Start of Excerpted records

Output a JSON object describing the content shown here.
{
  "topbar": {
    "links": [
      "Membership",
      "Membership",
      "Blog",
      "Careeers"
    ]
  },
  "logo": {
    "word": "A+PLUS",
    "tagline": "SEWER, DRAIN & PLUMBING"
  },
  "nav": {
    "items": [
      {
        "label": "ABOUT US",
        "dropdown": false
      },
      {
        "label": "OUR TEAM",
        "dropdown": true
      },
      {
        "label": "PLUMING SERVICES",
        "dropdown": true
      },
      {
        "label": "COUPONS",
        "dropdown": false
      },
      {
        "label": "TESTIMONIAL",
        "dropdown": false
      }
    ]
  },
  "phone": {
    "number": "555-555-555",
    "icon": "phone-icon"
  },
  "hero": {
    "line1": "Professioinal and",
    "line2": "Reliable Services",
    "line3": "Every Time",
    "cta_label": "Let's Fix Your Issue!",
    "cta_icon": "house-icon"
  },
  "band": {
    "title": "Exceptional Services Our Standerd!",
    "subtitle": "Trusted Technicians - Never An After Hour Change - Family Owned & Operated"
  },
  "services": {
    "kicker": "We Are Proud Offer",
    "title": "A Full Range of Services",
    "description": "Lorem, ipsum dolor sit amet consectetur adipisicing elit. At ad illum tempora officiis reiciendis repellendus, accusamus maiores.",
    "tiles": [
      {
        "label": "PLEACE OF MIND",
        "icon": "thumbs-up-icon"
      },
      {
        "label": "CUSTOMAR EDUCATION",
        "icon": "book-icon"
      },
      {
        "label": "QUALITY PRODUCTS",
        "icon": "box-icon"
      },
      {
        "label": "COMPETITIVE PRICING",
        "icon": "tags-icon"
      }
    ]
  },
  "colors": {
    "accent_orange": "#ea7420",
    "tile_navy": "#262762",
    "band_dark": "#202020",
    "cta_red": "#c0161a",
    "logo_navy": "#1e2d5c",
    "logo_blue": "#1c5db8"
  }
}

End of Excerpted records
Start of Excerpted records

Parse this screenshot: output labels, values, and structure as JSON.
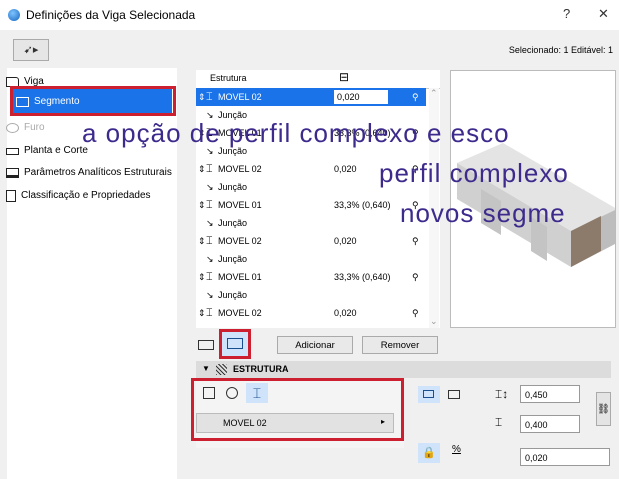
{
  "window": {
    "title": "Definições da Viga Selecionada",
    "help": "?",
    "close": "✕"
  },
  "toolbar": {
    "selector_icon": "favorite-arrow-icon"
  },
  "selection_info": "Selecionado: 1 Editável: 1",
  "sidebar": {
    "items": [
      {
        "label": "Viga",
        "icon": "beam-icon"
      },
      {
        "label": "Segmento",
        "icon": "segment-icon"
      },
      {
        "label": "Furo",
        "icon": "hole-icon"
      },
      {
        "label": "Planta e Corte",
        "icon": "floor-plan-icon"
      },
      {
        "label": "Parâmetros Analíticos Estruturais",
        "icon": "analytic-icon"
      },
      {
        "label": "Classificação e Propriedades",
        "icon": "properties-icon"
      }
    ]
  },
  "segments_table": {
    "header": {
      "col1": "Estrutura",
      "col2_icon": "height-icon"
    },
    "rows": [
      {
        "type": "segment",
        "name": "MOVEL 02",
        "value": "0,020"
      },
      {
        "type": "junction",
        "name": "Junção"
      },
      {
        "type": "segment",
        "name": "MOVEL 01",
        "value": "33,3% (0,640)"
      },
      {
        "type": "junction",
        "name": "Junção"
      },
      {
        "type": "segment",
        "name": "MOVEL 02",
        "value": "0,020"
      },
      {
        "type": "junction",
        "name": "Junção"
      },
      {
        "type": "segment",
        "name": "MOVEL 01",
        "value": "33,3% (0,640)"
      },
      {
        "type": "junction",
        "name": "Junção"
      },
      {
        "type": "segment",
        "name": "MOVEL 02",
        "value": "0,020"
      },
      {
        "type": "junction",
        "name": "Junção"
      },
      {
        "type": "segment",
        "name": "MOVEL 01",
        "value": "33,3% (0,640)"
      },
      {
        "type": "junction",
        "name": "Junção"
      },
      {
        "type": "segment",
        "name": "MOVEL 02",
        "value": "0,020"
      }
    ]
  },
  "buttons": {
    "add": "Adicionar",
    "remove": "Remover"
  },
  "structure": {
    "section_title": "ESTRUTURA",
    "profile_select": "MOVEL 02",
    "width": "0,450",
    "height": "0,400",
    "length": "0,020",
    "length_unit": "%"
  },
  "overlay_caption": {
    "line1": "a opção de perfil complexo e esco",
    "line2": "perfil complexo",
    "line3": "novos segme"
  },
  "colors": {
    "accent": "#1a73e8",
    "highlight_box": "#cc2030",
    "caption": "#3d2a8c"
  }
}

End of Excerpted records

» **Problem details**
Count every line in the listing above that holds "complexo", then report only the count.

» **Reply**
2